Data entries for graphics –
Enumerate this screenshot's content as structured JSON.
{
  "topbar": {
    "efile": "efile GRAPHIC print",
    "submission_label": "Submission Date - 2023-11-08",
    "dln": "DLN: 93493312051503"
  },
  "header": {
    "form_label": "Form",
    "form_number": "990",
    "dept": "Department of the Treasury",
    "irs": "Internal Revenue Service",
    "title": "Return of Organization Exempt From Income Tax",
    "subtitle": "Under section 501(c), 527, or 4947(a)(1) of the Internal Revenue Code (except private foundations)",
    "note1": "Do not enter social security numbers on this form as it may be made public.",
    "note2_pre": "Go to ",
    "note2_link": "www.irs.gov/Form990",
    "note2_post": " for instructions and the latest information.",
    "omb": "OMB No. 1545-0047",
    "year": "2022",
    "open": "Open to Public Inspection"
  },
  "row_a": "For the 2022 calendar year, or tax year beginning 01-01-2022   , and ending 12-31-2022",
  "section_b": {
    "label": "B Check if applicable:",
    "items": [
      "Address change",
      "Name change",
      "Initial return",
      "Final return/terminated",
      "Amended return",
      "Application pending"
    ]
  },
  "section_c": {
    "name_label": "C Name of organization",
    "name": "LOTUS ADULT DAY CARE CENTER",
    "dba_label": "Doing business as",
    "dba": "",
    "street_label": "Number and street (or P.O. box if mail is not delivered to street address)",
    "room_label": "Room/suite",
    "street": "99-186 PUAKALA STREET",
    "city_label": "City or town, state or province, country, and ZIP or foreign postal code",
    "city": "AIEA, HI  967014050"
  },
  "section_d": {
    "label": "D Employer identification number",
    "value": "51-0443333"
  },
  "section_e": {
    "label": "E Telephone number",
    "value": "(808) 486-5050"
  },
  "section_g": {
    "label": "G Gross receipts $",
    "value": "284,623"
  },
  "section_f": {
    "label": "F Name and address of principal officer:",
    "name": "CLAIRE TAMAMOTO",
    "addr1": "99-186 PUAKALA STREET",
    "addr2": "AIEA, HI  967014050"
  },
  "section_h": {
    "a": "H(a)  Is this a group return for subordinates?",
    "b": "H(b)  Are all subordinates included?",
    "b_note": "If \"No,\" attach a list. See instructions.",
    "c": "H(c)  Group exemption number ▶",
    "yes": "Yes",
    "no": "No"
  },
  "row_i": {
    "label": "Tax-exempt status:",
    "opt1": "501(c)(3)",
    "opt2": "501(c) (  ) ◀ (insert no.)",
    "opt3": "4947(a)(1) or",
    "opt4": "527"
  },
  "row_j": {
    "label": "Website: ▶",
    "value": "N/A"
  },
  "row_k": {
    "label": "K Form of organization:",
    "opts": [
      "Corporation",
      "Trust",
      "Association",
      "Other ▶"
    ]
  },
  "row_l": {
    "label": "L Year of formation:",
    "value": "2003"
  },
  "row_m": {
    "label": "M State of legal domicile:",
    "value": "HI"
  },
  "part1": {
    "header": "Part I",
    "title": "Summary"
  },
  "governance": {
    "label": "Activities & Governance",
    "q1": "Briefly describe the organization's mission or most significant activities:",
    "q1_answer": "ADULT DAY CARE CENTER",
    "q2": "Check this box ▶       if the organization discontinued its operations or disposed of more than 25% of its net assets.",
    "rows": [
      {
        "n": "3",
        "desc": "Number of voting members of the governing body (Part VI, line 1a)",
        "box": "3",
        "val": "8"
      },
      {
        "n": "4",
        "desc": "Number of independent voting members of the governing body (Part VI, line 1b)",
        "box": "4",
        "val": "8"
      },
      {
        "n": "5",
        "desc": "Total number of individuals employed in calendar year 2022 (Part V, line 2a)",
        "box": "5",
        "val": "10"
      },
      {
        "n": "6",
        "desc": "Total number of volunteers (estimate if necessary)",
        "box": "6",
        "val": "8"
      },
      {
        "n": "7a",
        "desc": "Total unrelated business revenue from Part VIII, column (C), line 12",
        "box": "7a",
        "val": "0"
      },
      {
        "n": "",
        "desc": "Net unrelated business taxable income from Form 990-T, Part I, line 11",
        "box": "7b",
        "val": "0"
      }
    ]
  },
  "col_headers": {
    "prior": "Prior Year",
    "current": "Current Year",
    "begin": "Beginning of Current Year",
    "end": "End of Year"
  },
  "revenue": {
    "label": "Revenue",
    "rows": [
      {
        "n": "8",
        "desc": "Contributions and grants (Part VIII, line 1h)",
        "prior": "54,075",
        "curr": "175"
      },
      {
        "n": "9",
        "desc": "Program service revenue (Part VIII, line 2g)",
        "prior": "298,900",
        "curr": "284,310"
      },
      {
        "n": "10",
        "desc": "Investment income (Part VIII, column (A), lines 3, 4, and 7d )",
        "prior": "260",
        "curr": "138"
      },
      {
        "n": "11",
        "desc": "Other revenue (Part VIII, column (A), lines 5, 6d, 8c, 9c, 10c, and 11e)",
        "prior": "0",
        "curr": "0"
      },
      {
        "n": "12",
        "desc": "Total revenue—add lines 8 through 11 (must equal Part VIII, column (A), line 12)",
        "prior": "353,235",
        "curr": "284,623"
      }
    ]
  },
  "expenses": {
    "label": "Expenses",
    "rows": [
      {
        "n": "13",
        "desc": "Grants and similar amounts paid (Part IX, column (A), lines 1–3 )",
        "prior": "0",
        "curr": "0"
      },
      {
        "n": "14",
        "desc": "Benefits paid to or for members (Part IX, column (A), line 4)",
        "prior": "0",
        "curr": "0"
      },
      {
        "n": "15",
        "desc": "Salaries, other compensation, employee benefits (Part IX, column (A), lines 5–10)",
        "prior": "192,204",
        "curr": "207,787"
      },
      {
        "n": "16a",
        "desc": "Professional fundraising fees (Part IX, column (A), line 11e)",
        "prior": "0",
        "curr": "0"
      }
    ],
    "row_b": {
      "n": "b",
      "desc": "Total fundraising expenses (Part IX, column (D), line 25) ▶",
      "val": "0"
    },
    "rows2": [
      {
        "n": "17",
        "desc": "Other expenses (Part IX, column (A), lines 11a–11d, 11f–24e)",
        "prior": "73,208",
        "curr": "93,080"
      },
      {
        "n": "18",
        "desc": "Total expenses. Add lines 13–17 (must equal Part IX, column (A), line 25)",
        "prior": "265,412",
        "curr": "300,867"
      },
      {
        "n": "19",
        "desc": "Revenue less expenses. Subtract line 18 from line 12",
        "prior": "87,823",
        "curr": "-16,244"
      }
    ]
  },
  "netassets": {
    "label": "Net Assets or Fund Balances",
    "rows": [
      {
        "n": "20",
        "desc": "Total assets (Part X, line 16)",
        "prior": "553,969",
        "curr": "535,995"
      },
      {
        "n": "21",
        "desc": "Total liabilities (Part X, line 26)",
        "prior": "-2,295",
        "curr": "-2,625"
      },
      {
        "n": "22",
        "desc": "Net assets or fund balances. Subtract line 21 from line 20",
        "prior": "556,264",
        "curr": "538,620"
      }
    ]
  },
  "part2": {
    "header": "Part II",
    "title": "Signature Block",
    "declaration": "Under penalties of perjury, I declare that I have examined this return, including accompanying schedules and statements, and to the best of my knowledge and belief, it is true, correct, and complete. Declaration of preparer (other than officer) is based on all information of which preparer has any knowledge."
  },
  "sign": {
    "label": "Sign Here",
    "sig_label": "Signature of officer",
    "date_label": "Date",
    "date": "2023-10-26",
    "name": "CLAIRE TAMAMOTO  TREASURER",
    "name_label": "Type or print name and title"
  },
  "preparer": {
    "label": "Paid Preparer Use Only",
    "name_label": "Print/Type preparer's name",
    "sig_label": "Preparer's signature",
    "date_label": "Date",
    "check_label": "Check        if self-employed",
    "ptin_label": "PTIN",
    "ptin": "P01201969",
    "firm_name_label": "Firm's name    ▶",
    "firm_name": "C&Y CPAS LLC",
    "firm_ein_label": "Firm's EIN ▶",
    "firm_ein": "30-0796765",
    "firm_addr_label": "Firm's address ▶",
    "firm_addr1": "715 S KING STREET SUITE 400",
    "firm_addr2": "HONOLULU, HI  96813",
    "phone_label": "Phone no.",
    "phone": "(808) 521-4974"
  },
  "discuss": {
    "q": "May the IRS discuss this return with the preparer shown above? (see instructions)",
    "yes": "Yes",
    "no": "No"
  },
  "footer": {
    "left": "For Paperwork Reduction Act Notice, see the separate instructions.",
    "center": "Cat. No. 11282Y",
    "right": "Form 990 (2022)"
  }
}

AIM OF THE EXERCISE –
Which lines contain the word "must"? Copy each one.

RESULT OF THE EXERCISE –
        "desc": "Total revenue—add lines 8 through 11 (must equal Part VIII, column (A), line 12)",
        "desc": "Total expenses. Add lines 13–17 (must equal Part IX, column (A), line 25)",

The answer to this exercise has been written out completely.